» **WHAT YOU SHOULD DO**:
Copy out all lines with the word "object" in them.

Dataset rows about figures:
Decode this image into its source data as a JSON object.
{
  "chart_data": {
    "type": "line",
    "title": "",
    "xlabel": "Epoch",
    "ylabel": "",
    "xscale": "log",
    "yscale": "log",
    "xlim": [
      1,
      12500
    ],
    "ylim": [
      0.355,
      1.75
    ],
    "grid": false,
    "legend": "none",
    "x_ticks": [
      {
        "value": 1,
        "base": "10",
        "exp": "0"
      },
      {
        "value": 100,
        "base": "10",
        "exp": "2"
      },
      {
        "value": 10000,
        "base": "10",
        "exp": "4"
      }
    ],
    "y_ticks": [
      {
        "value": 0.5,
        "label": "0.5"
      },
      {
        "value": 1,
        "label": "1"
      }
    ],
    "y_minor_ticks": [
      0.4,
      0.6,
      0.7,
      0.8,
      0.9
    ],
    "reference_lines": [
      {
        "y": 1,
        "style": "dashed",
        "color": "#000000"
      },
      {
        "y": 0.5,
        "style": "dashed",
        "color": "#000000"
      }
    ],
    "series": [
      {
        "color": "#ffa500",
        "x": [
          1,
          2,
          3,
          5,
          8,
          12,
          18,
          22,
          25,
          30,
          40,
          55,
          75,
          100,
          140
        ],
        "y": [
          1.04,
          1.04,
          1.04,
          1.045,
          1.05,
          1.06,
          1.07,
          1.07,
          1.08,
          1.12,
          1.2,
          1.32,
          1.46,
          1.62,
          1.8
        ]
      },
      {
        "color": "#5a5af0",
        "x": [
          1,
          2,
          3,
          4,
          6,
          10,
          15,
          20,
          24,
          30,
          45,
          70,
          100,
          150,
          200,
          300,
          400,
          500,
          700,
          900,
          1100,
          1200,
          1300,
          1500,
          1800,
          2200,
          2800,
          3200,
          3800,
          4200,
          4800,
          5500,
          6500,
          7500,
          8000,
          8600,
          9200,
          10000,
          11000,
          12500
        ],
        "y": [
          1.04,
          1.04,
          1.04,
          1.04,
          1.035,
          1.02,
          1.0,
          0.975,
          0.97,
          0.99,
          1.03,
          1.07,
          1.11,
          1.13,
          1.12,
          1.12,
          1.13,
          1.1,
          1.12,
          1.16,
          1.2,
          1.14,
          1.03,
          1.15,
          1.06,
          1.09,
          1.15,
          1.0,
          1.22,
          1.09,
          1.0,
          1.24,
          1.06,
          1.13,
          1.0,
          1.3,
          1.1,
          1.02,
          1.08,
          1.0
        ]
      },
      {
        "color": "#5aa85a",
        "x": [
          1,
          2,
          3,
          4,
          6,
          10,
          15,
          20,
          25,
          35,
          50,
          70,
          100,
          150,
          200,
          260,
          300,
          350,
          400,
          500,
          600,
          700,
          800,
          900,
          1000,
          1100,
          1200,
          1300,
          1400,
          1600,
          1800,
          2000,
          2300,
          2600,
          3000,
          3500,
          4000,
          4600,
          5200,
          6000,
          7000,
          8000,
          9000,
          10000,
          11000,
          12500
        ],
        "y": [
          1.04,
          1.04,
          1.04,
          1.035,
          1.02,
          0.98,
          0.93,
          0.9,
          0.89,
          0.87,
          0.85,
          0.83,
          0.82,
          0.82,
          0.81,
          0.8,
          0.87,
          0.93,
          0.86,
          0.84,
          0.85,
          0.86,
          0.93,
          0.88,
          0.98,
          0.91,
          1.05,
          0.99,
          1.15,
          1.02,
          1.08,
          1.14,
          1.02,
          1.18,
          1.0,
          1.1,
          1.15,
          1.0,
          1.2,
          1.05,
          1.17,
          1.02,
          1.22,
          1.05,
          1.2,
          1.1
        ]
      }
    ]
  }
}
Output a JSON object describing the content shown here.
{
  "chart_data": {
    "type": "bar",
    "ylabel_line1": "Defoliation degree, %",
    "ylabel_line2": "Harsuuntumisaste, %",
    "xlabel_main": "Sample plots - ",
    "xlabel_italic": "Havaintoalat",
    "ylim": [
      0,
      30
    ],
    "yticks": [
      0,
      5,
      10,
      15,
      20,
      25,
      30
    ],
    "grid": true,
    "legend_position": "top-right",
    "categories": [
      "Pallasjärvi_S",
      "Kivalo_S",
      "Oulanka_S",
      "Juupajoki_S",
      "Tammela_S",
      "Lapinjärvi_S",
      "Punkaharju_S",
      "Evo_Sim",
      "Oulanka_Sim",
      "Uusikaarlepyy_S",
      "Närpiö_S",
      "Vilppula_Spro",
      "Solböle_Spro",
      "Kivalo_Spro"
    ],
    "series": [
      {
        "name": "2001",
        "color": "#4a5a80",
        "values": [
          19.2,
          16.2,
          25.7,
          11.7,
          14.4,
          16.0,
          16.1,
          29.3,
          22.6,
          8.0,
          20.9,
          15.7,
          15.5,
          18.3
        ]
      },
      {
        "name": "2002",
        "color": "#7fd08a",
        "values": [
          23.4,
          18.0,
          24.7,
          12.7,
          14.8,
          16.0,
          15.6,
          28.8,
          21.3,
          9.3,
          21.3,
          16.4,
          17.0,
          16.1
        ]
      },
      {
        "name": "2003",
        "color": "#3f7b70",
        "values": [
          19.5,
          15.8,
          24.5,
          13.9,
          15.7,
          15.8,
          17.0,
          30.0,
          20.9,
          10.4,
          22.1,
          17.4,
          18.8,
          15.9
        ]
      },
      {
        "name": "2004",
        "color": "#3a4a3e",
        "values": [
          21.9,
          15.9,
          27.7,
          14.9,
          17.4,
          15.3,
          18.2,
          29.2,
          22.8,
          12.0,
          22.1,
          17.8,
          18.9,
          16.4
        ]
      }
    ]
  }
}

» **EXPECTED ANSWER**:
Decode this image into its source data as a JSON object.
Output a JSON object describing the content shown here.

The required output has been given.